### OBJECTIVE
Copy every line of the entries that includes the word "mean".

### MATERIAL PROVIDED
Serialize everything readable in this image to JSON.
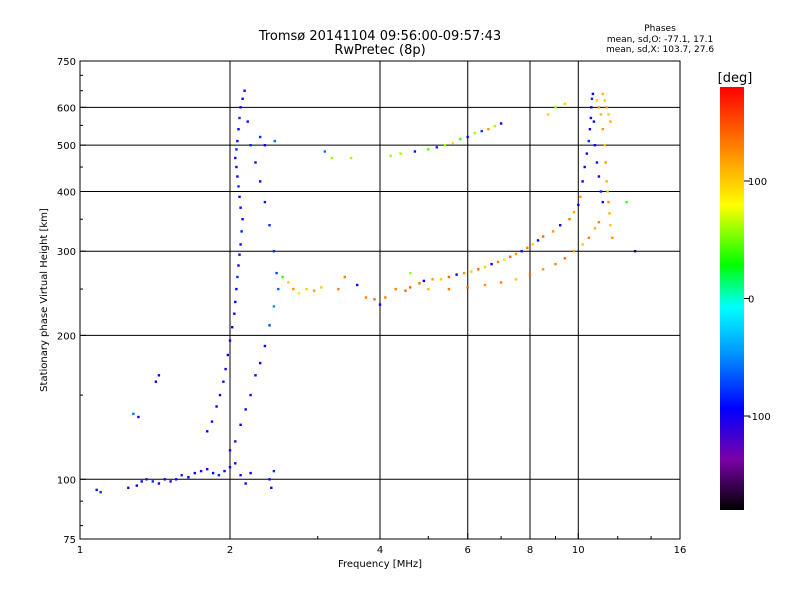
{
  "chart_data": {
    "type": "scatter",
    "title": "Tromsø 20141104 09:56:00-09:57:43",
    "subtitle": "RwPretec (8p)",
    "xlabel": "Frequency [MHz]",
    "ylabel": "Stationary phase Virtual Height [km]",
    "x_scale": "log",
    "y_scale": "log",
    "xlim": [
      1,
      16
    ],
    "ylim": [
      75,
      750
    ],
    "x_ticks": [
      1,
      2,
      4,
      6,
      8,
      10,
      16
    ],
    "x_tick_labels": [
      "1",
      "2",
      "4",
      "6",
      "8",
      "10",
      "16"
    ],
    "y_ticks": [
      75,
      100,
      200,
      300,
      400,
      500,
      600,
      750
    ],
    "y_tick_labels": [
      "75",
      "100",
      "200",
      "300",
      "400",
      "500",
      "600",
      "750"
    ],
    "grid": true,
    "phase_info": {
      "heading": "Phases",
      "line_o": "mean, sd,O: -77.1, 17.1",
      "line_x": "mean, sd,X: 103.7, 27.6"
    },
    "colorbar": {
      "label": "[deg]",
      "range": [
        -180,
        180
      ],
      "ticks": [
        100,
        0,
        -100
      ],
      "tick_labels": [
        "100",
        "0",
        "-100"
      ]
    },
    "series": [
      {
        "points": [
          [
            1.08,
            95,
            -90
          ],
          [
            1.1,
            94,
            -80
          ],
          [
            1.25,
            96,
            -110
          ],
          [
            1.3,
            97,
            -100
          ],
          [
            1.33,
            99,
            -90
          ],
          [
            1.36,
            100,
            -110
          ],
          [
            1.4,
            99,
            -80
          ],
          [
            1.44,
            98,
            -100
          ],
          [
            1.48,
            100,
            -90
          ],
          [
            1.52,
            99,
            -110
          ],
          [
            1.56,
            100,
            -100
          ],
          [
            1.6,
            102,
            -80
          ],
          [
            1.65,
            101,
            -100
          ],
          [
            1.7,
            103,
            -90
          ],
          [
            1.75,
            104,
            -110
          ],
          [
            1.8,
            105,
            -100
          ],
          [
            1.85,
            103,
            -90
          ],
          [
            1.9,
            102,
            -80
          ],
          [
            1.95,
            104,
            -100
          ],
          [
            2.0,
            106,
            -90
          ],
          [
            2.05,
            108,
            -110
          ],
          [
            2.1,
            102,
            -100
          ],
          [
            2.15,
            98,
            -90
          ],
          [
            2.2,
            103,
            -100
          ],
          [
            2.4,
            100,
            -90
          ],
          [
            2.42,
            96,
            -100
          ],
          [
            2.45,
            104,
            -80
          ],
          [
            1.28,
            137,
            -60
          ],
          [
            1.31,
            135,
            -100
          ],
          [
            1.42,
            160,
            -100
          ],
          [
            1.44,
            165,
            -90
          ],
          [
            1.8,
            126,
            -90
          ],
          [
            1.84,
            132,
            -100
          ],
          [
            1.88,
            142,
            -95
          ],
          [
            1.91,
            150,
            -100
          ],
          [
            1.94,
            160,
            -90
          ],
          [
            1.96,
            170,
            -100
          ],
          [
            1.98,
            182,
            -90
          ],
          [
            2.0,
            195,
            -100
          ],
          [
            2.02,
            208,
            -95
          ],
          [
            2.04,
            222,
            -100
          ],
          [
            2.05,
            235,
            -90
          ],
          [
            2.06,
            250,
            -100
          ],
          [
            2.07,
            265,
            -80
          ],
          [
            2.08,
            280,
            -100
          ],
          [
            2.09,
            295,
            -90
          ],
          [
            2.1,
            310,
            -100
          ],
          [
            2.11,
            330,
            -85
          ],
          [
            2.12,
            350,
            -100
          ],
          [
            2.1,
            370,
            -90
          ],
          [
            2.09,
            390,
            -100
          ],
          [
            2.08,
            410,
            -80
          ],
          [
            2.07,
            430,
            -100
          ],
          [
            2.06,
            450,
            -90
          ],
          [
            2.05,
            470,
            -100
          ],
          [
            2.06,
            490,
            -80
          ],
          [
            2.07,
            510,
            -100
          ],
          [
            2.08,
            540,
            -90
          ],
          [
            2.09,
            570,
            -80
          ],
          [
            2.1,
            600,
            -100
          ],
          [
            2.12,
            625,
            -90
          ],
          [
            2.14,
            650,
            -100
          ],
          [
            2.17,
            560,
            -90
          ],
          [
            2.2,
            500,
            -80
          ],
          [
            2.25,
            460,
            -100
          ],
          [
            2.3,
            420,
            -90
          ],
          [
            2.35,
            380,
            -85
          ],
          [
            2.4,
            340,
            -80
          ],
          [
            2.45,
            300,
            -80
          ],
          [
            2.48,
            270,
            -70
          ],
          [
            2.5,
            250,
            -60
          ],
          [
            2.45,
            230,
            -50
          ],
          [
            2.4,
            210,
            -70
          ],
          [
            2.35,
            190,
            -90
          ],
          [
            2.3,
            175,
            -100
          ],
          [
            2.25,
            165,
            -90
          ],
          [
            2.2,
            150,
            -100
          ],
          [
            2.15,
            140,
            -90
          ],
          [
            2.1,
            130,
            -100
          ],
          [
            2.05,
            120,
            -110
          ],
          [
            2.0,
            115,
            -100
          ],
          [
            2.3,
            520,
            -80
          ],
          [
            2.35,
            500,
            -90
          ],
          [
            2.46,
            510,
            -60
          ],
          [
            2.55,
            265,
            40
          ],
          [
            2.62,
            258,
            100
          ],
          [
            2.68,
            250,
            120
          ],
          [
            2.75,
            245,
            90
          ],
          [
            2.85,
            250,
            100
          ],
          [
            2.95,
            248,
            120
          ],
          [
            3.05,
            252,
            100
          ],
          [
            3.1,
            485,
            -60
          ],
          [
            3.2,
            470,
            60
          ],
          [
            3.3,
            250,
            130
          ],
          [
            3.4,
            265,
            130
          ],
          [
            3.5,
            470,
            60
          ],
          [
            3.6,
            255,
            -90
          ],
          [
            3.75,
            240,
            130
          ],
          [
            3.9,
            238,
            140
          ],
          [
            4.0,
            232,
            -100
          ],
          [
            4.1,
            240,
            130
          ],
          [
            4.2,
            475,
            60
          ],
          [
            4.3,
            250,
            130
          ],
          [
            4.4,
            480,
            60
          ],
          [
            4.5,
            248,
            140
          ],
          [
            4.6,
            270,
            60
          ],
          [
            4.7,
            485,
            -90
          ],
          [
            4.8,
            257,
            140
          ],
          [
            4.9,
            260,
            -100
          ],
          [
            5.0,
            490,
            40
          ],
          [
            5.1,
            262,
            120
          ],
          [
            5.2,
            495,
            -80
          ],
          [
            5.3,
            262,
            100
          ],
          [
            5.4,
            500,
            60
          ],
          [
            5.5,
            265,
            140
          ],
          [
            5.6,
            505,
            90
          ],
          [
            5.7,
            268,
            -100
          ],
          [
            5.8,
            515,
            40
          ],
          [
            5.9,
            270,
            120
          ],
          [
            6.0,
            520,
            -90
          ],
          [
            6.1,
            272,
            100
          ],
          [
            6.2,
            530,
            60
          ],
          [
            6.3,
            275,
            140
          ],
          [
            6.4,
            535,
            -80
          ],
          [
            6.5,
            278,
            100
          ],
          [
            6.6,
            540,
            120
          ],
          [
            6.7,
            282,
            -100
          ],
          [
            6.8,
            548,
            60
          ],
          [
            6.9,
            285,
            130
          ],
          [
            7.0,
            555,
            -100
          ],
          [
            7.1,
            288,
            90
          ],
          [
            7.3,
            292,
            140
          ],
          [
            7.5,
            296,
            120
          ],
          [
            7.7,
            300,
            -100
          ],
          [
            7.9,
            305,
            130
          ],
          [
            8.1,
            310,
            100
          ],
          [
            8.3,
            316,
            -90
          ],
          [
            8.5,
            322,
            140
          ],
          [
            8.7,
            580,
            100
          ],
          [
            8.9,
            330,
            120
          ],
          [
            9.0,
            600,
            60
          ],
          [
            9.2,
            340,
            -100
          ],
          [
            9.4,
            610,
            100
          ],
          [
            9.6,
            350,
            130
          ],
          [
            9.8,
            362,
            110
          ],
          [
            10.0,
            375,
            -100
          ],
          [
            10.1,
            390,
            120
          ],
          [
            10.2,
            420,
            -100
          ],
          [
            10.3,
            450,
            -90
          ],
          [
            10.4,
            480,
            -100
          ],
          [
            10.5,
            510,
            -80
          ],
          [
            10.55,
            540,
            -100
          ],
          [
            10.6,
            570,
            -90
          ],
          [
            10.62,
            600,
            -100
          ],
          [
            10.65,
            625,
            -80
          ],
          [
            10.7,
            640,
            -100
          ],
          [
            10.75,
            560,
            -90
          ],
          [
            10.8,
            500,
            -100
          ],
          [
            10.9,
            460,
            -90
          ],
          [
            11.0,
            430,
            -100
          ],
          [
            11.1,
            400,
            -80
          ],
          [
            11.2,
            380,
            -100
          ],
          [
            10.9,
            620,
            100
          ],
          [
            11.0,
            600,
            120
          ],
          [
            11.1,
            580,
            110
          ],
          [
            11.2,
            540,
            120
          ],
          [
            11.3,
            500,
            100
          ],
          [
            11.35,
            460,
            120
          ],
          [
            11.4,
            420,
            110
          ],
          [
            11.45,
            400,
            100
          ],
          [
            11.5,
            380,
            120
          ],
          [
            11.55,
            360,
            110
          ],
          [
            11.6,
            340,
            100
          ],
          [
            11.7,
            320,
            120
          ],
          [
            11.2,
            640,
            110
          ],
          [
            11.3,
            620,
            100
          ],
          [
            11.4,
            600,
            120
          ],
          [
            11.5,
            580,
            100
          ],
          [
            11.6,
            560,
            110
          ],
          [
            12.5,
            380,
            40
          ],
          [
            13.0,
            300,
            -160
          ],
          [
            11.0,
            345,
            130
          ],
          [
            10.8,
            335,
            110
          ],
          [
            10.5,
            320,
            130
          ],
          [
            10.2,
            310,
            100
          ],
          [
            9.8,
            300,
            120
          ],
          [
            9.4,
            290,
            140
          ],
          [
            9.0,
            282,
            130
          ],
          [
            8.5,
            275,
            120
          ],
          [
            8.0,
            268,
            140
          ],
          [
            7.5,
            262,
            100
          ],
          [
            7.0,
            258,
            130
          ],
          [
            6.5,
            255,
            120
          ],
          [
            6.0,
            252,
            140
          ],
          [
            5.5,
            250,
            130
          ],
          [
            5.0,
            250,
            110
          ],
          [
            4.6,
            252,
            140
          ]
        ]
      }
    ]
  }
}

### SOLUTION BELOW
      "line_o": "mean, sd,O: -77.1, 17.1",
      "line_x": "mean, sd,X: 103.7, 27.6"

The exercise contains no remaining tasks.